Task goal: Sift the material for lines containing "neuen", and return them.

Data shown:
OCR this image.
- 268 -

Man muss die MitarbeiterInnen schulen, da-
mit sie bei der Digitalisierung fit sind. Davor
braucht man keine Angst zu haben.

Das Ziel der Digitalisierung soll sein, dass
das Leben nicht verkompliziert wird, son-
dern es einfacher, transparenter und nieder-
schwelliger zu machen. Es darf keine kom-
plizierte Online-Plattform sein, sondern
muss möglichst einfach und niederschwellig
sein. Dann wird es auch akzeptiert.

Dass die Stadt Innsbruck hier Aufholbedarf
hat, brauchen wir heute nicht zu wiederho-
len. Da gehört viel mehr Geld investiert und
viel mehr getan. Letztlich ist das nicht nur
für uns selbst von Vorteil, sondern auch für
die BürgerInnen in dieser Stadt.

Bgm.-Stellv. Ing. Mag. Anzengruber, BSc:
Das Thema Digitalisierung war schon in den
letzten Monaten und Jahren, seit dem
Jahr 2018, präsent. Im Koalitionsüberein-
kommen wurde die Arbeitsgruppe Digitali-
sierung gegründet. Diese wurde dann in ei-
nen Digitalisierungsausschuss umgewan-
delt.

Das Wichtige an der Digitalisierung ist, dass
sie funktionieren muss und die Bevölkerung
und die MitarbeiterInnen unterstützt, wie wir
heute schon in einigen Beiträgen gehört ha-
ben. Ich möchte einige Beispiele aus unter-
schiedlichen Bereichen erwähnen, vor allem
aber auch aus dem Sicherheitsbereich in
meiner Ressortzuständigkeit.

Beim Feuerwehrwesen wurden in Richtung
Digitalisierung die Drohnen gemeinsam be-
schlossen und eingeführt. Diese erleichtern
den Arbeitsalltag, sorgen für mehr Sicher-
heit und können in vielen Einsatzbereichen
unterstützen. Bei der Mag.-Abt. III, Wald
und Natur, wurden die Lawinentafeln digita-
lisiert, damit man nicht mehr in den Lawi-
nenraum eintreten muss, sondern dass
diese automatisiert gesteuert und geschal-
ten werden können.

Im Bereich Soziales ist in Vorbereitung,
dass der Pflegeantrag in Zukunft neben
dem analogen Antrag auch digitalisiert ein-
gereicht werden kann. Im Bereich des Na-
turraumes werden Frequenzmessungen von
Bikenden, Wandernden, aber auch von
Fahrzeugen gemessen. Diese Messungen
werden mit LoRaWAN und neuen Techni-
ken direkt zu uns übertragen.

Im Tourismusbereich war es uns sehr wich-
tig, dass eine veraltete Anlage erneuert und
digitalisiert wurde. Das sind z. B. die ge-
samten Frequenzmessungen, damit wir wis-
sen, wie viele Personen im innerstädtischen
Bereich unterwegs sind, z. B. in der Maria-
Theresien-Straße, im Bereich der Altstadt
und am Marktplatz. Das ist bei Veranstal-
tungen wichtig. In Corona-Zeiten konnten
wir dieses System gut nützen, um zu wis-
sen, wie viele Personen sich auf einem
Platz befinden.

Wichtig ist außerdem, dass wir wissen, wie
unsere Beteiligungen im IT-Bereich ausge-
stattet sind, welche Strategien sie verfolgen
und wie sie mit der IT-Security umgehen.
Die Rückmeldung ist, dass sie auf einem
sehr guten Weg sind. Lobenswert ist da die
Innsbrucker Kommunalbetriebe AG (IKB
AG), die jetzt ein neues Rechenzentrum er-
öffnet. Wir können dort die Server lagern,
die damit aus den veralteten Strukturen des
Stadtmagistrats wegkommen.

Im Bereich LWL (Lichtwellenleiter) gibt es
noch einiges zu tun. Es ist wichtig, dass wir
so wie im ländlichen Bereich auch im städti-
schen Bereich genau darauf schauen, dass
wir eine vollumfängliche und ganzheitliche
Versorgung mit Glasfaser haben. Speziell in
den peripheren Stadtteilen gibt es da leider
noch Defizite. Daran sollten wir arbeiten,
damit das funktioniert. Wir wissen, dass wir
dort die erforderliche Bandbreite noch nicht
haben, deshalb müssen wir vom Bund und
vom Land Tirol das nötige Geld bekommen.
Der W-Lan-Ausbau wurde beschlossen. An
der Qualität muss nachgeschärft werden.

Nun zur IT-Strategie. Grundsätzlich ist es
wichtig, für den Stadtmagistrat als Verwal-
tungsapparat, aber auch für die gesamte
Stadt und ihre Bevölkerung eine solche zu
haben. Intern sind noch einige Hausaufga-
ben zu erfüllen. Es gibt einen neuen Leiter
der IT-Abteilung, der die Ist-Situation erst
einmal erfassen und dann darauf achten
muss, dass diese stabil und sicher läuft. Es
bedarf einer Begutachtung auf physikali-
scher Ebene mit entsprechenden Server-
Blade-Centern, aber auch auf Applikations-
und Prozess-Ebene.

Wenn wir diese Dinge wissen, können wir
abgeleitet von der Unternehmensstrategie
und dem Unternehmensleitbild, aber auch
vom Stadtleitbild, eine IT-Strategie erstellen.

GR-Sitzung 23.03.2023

Full solution:
werden mit LoRaWAN und neuen Techni-
ben zu erfüllen. Es gibt einen neuen Leiter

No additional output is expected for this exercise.